## Start Material for this exercise
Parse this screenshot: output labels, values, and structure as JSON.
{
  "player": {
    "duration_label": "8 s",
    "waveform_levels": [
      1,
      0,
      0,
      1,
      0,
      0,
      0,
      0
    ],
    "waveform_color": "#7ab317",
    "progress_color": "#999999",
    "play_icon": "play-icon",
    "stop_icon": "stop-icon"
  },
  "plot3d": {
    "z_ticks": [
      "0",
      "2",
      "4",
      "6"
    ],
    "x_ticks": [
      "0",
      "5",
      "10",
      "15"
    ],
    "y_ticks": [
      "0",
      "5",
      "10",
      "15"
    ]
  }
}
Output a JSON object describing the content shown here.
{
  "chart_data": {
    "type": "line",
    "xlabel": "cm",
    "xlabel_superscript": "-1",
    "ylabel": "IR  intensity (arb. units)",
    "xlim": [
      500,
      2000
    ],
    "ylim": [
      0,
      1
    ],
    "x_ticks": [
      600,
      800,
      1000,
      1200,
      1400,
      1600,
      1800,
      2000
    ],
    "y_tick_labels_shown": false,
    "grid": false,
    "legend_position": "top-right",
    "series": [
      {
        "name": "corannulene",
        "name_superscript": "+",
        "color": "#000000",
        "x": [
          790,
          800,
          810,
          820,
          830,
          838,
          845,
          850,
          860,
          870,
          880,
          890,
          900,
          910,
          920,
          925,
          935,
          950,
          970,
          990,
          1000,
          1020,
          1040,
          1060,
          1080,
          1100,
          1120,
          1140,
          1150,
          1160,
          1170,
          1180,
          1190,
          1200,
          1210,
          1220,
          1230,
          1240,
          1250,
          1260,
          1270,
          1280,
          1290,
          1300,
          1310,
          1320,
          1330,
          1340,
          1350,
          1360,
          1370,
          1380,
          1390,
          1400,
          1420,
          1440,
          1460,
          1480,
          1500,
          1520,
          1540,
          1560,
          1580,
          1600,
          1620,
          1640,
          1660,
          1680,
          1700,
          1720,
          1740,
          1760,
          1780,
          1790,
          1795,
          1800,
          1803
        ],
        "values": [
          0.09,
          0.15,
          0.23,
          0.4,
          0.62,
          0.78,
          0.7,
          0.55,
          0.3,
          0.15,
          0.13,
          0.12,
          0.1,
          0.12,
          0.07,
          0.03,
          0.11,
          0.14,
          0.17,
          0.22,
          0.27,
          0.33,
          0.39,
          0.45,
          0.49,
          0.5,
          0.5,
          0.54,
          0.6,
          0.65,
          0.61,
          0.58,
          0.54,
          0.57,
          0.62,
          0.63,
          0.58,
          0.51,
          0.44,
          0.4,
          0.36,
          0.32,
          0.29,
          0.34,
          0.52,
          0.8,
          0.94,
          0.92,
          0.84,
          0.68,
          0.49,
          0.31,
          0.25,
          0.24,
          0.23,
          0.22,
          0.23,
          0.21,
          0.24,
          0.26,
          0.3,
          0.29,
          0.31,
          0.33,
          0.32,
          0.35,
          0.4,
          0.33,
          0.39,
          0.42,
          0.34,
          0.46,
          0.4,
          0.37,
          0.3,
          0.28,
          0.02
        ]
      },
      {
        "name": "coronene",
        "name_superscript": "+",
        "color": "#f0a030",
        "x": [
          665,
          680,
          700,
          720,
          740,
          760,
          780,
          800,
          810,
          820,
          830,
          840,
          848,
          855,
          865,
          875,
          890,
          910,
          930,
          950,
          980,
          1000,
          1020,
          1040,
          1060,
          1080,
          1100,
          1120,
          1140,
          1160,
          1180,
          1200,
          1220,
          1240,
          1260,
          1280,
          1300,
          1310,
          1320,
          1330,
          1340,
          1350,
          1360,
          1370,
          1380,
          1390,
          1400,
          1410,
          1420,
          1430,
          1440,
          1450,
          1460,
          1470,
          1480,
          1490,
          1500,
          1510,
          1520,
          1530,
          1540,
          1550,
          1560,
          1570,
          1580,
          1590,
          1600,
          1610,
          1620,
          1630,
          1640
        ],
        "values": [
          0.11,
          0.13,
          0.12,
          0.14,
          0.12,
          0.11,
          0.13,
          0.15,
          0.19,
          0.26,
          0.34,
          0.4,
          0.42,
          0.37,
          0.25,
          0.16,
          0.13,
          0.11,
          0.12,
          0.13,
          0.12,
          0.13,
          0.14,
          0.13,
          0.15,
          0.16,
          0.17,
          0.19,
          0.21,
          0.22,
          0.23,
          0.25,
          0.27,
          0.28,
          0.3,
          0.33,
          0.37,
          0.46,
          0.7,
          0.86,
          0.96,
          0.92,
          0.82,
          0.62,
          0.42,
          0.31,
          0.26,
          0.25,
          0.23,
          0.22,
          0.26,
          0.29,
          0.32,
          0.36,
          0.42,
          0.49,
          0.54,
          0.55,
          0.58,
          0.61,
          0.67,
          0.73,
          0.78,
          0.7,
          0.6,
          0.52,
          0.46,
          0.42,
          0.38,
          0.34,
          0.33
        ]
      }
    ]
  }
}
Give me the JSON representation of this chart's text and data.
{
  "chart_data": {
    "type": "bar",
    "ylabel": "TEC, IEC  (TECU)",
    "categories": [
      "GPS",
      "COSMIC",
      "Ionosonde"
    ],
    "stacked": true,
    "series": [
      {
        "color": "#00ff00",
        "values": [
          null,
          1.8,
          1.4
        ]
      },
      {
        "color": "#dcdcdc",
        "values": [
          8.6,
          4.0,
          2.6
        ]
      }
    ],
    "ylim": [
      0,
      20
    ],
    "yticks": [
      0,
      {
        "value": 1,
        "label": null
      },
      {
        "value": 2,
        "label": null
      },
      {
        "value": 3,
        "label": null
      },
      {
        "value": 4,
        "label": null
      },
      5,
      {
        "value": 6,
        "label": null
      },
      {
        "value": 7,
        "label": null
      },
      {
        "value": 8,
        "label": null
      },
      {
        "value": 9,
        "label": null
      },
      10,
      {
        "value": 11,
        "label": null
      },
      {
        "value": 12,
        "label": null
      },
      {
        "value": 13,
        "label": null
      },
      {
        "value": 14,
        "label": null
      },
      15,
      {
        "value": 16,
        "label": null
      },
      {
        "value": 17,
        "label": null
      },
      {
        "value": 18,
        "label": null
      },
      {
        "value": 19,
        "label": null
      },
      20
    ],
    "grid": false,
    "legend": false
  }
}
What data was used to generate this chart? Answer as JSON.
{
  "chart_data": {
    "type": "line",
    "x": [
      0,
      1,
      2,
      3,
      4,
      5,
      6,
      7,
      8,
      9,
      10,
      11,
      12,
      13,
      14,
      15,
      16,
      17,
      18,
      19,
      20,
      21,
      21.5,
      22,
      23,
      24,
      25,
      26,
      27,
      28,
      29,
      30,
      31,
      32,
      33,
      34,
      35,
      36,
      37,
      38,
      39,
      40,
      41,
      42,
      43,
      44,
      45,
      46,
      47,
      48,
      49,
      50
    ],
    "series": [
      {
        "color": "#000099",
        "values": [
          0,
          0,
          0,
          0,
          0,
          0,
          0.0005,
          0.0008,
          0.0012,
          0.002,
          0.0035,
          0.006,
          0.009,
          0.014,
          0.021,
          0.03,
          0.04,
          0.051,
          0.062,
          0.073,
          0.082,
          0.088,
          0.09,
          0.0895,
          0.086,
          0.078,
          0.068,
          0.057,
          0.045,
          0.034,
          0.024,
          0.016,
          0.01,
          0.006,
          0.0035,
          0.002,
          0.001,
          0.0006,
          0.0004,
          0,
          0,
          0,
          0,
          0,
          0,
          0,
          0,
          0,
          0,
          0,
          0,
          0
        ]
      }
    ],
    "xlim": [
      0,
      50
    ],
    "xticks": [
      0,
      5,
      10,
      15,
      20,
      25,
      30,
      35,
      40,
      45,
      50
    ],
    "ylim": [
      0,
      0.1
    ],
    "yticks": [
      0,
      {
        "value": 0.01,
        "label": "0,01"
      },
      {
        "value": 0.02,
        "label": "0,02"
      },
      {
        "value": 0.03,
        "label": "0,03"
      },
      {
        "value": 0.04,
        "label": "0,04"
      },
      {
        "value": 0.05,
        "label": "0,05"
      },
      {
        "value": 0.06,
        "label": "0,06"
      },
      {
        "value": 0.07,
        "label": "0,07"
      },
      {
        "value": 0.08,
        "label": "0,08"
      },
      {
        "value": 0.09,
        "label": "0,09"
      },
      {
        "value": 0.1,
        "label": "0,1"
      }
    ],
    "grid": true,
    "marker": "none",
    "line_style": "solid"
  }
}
## End Material for this exercise
• What the exercise asks: Where a line in the entries holds "icon", copy that line.

• Written answer:
    "play_icon": "play-icon",
    "stop_icon": "stop-icon"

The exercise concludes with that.